**SOURCE TEXT**:

Q1 How Much Does EMPLiFI Speed up EM Learning? We run all three learners on Smokers and 100 fully observable interpretations. Table 1a shows that EMPLiFI and LFI-ProbLog converge to the same values, but EMPLiFI takes fewer EM iterations. This is consistent with Propositions 1 and 2. EMBLEM is not accurate in Table 1a. Since EMBLEM is not designed to learn all parameters at the same time [1], we split this task into four sub-tasks where each task learns one parameter and all other parameters are set to ground truth values. Results are in Table 1b, where EMBLEM is still the least accurate.

Table 1. Smokers. EMPLiFI is the most accurate and takes the fewest EM cycles.

Q2 How Well Does EMPLiFI Handle Multi-head ADs? This experiment shows that EMPLiFI is more accurate than EMBLEM and LFI-ProbLog in learning multi-head ADs. We run all three learners on Dice (Table 2) and Colors (Table 3) with 1k sampled interpretations under two settings. The first setting learns from full interpretations (e.g. \(\{\mathtt {one}\),\(\lnot \mathtt {two}\), \(\cdots \), \(\lnot \mathtt {six}\}\)), and the second setting learns from only positive literals (e.g. \(\{\mathtt {one}\}\)). The second setting is fully observable as the truth values of all missing literals can be derived. Table 2 shows that when given all literals, all learners can learn multi-head ADs. However, when given only positive literals, LFI-ProbLog cannot learn. Table 3 shows an example that EMBLEM also fails at learning multi-head ADs.

Table 2. Dice. LFI-ProbLog fails when only positive literals are given.
Table 3. Colors. EMPLiFI is the most accurate.

Q3 How Well Does EMPLiFI Handle Missing Data? This experiment shows that EMPLiFI reduces EM iterations in the partially observable setting. We run EMPLiFI and LFI-ProbLog on EPS and 10k interpretations for a series of missingness values in [0, 1]. EMBLEM cannot handle this task with the limit of 3.5 GB memory. Figure 1 shows that EMPLiFI converges much sooner than LFI-ProbLog given either full or partial interpretations.

Fig. 1.
figure 1

The average error of EPS parameters decreases over EM iterations under all settings. EMPLiFI generally takes fewer iterations to converge compared to LFI-ProbLog.

Q4 Does EMPLiFI Require More Computational Resources? We run EMPLiFI and LFI-ProbLog on EPS with 10k interpretations for a series of missingness values. Table 4 shows that EMPLiFI has larger circuits thus longer compilation and evaluation time. This is because EMPLiFI includes information of mutually exclusive AD heads. However, EMPLiFI achieves shorter total execution time compared to LFI-ProbLog as it reduces EM iterations.

[Dataset records]
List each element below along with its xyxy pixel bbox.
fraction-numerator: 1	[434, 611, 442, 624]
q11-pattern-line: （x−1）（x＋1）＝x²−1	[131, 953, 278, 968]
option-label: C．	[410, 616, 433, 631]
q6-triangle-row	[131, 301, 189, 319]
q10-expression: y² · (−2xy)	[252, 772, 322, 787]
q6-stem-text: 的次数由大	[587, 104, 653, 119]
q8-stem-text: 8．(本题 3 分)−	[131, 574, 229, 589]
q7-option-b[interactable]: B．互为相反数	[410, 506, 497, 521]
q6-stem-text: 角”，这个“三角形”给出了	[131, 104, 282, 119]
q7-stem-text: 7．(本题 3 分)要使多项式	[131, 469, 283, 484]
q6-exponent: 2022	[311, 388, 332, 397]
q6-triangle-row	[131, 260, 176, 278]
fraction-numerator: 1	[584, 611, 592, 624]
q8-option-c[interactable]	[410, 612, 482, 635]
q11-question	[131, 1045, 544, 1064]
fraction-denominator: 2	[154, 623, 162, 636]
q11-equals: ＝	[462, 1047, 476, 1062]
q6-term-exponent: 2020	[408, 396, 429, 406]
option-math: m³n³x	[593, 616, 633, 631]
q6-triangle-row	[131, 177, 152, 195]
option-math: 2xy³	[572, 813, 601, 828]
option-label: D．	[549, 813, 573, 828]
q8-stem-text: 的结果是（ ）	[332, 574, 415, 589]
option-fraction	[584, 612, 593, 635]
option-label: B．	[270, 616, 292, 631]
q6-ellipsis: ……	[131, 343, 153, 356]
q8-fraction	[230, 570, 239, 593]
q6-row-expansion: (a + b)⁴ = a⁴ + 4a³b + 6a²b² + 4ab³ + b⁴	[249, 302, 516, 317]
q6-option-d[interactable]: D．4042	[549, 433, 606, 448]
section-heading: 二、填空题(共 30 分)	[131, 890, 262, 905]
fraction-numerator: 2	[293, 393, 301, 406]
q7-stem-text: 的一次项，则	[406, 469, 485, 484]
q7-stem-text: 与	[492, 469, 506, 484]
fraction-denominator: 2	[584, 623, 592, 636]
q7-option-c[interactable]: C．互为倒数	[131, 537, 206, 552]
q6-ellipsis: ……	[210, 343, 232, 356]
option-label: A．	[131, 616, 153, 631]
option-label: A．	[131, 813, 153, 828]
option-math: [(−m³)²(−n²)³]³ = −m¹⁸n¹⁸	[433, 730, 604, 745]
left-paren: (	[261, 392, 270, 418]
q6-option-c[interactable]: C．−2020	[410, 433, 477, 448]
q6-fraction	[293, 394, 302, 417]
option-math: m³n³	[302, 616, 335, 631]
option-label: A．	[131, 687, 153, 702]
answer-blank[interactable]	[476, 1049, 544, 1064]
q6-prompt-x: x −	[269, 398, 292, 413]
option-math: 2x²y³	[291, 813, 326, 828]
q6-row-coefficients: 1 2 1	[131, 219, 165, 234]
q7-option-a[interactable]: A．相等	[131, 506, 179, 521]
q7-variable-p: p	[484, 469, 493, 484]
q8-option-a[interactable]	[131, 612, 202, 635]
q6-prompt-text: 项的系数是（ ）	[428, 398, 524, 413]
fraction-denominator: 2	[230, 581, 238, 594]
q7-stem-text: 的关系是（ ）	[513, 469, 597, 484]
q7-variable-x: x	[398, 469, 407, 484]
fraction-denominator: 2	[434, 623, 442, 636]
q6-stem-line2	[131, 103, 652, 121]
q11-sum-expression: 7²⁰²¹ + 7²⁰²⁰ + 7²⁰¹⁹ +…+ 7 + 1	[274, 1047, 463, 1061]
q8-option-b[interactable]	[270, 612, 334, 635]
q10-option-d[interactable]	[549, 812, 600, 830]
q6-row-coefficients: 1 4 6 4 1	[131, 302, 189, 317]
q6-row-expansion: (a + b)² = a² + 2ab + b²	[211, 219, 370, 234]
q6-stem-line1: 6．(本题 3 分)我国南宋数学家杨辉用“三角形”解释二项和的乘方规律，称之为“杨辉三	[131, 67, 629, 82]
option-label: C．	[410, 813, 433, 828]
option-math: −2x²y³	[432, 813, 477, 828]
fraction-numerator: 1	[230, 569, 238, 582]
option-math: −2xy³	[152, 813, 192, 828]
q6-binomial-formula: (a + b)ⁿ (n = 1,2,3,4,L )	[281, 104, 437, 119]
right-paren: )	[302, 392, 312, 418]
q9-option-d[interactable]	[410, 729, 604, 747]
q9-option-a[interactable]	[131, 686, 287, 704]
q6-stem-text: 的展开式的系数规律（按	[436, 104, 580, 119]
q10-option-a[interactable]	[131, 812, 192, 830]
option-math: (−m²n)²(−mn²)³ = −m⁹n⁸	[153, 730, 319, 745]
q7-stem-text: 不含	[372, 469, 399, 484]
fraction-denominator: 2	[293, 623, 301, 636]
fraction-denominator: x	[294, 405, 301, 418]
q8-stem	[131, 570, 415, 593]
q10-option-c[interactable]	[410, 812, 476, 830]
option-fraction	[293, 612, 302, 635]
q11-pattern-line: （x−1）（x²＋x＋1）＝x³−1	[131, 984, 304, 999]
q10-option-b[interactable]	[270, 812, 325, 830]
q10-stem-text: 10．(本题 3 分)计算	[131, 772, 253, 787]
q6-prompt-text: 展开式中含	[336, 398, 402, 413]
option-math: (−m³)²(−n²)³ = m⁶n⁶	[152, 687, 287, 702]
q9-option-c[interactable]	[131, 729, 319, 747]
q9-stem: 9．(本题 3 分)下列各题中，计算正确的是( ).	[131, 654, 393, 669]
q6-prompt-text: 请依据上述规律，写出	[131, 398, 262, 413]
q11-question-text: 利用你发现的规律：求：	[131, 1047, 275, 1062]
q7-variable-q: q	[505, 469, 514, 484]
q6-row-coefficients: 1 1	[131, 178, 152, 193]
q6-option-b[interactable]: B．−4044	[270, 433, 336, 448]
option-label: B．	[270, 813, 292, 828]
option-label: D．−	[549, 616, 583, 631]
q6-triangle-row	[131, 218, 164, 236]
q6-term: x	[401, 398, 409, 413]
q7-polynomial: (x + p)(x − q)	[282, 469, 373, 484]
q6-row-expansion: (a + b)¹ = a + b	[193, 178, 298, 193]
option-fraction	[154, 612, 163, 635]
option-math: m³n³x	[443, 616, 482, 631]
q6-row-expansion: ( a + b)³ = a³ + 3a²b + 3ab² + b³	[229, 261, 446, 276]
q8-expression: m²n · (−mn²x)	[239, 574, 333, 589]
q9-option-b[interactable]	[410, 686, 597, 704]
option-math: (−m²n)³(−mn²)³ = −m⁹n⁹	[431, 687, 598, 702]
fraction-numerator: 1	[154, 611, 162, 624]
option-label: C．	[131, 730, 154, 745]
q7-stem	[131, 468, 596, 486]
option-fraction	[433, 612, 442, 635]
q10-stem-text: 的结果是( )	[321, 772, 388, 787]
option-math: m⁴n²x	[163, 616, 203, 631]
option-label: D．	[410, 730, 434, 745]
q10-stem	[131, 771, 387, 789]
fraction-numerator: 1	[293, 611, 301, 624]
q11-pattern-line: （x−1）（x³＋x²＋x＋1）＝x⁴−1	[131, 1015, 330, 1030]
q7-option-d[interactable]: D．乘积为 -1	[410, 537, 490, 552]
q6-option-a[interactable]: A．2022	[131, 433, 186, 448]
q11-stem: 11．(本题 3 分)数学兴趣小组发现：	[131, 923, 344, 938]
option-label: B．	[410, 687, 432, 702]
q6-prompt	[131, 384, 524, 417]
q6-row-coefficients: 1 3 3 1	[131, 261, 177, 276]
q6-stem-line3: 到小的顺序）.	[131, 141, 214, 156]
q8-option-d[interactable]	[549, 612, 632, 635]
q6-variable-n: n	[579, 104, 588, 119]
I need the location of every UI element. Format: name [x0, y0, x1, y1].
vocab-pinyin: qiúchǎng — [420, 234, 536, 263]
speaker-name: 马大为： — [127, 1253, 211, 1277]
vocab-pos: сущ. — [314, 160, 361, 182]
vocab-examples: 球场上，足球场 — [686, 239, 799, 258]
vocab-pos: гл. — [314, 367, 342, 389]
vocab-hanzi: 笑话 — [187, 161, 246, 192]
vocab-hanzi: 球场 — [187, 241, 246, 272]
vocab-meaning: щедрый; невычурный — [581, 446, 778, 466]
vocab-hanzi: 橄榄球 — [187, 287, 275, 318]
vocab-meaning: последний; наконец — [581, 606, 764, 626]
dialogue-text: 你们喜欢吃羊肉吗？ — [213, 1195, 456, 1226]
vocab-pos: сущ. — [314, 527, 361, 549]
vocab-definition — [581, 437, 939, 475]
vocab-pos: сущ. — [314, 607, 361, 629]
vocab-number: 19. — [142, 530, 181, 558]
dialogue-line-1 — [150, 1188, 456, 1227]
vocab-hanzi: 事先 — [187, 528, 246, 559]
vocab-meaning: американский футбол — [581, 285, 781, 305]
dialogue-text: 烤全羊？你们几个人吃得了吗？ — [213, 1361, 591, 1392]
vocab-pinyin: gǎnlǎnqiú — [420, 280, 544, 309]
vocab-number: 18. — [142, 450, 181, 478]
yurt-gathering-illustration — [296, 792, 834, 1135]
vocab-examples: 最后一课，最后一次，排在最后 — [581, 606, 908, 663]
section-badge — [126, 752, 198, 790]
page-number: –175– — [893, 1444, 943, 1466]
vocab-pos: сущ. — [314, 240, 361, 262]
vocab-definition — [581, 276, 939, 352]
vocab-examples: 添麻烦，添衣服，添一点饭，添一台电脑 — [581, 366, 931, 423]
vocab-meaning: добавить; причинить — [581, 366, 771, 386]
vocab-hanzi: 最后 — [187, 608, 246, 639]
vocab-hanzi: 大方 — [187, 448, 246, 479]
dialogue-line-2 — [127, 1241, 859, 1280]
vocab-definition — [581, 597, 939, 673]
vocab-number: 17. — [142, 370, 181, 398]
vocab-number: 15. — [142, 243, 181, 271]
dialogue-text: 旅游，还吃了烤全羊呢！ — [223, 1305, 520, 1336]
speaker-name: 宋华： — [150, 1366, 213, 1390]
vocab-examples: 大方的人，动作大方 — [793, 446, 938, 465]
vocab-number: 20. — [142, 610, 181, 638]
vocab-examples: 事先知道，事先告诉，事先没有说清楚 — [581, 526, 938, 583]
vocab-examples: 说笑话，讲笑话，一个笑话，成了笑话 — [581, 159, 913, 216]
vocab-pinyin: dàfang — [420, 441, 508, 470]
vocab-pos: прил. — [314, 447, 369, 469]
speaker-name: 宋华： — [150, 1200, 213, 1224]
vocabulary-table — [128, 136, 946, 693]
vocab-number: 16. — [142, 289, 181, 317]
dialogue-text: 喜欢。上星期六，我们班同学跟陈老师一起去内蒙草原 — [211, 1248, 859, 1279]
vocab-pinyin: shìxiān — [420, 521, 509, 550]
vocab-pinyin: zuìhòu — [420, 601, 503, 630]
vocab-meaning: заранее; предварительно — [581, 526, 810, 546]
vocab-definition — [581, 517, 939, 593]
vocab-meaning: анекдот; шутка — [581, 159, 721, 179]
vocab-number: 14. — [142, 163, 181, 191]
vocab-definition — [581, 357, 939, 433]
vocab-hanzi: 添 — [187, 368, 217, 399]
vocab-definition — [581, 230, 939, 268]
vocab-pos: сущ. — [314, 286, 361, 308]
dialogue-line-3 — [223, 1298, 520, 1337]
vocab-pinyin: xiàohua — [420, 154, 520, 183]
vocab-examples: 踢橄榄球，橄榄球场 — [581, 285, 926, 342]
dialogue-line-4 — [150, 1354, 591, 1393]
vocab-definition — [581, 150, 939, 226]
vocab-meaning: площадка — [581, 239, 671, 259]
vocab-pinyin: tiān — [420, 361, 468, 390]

**TO DO**:
(a) According to the EMPLiFI experiments text, what memory limit kept EMBLEM from handling the missing-data task on EPS?
(b) Pick up the EMPLiFI experiments text after its last sentence and keep writing it.

**ANSWER LIST**:
(a) 3.5 GB

(b)
Table 4. EPS. The total runtime is the sum of compilation and evaluation time.

7 Related Work

We review EM-based parameter learners. PRISM [10] is one of the first EM learning algorithms, however, it imposes strong restrictions on the allowed programs. LFI-ProbLog  [7, 9] performs parameter learning of probabilistic logic programs. Before learning AD parameters, it must transform the program, which introduces latent variables that slow down learning. In extreme cases, it can converge to incorrect values. Asteroidea  [6, 18] tackles this issue by avoiding EM iterations for probabilistic rules, which is a specialization of EMPLiFI that supports single-head ADs, but not multi-head ADs. EMBLEM  [1] is another EM-based parameter learner. It can naturally express and learn AD parameters as it is based on the language of Logic Programs with Annotated Disjunctions [17]. Similar to the aforementioned work, EMBLEM uses knowledge compilation techniques. However, it differs in the construction of BDDs as it focuses on learning a single target predicate. When multiple target predicates are present, EMBLEM can converge to incorrect values.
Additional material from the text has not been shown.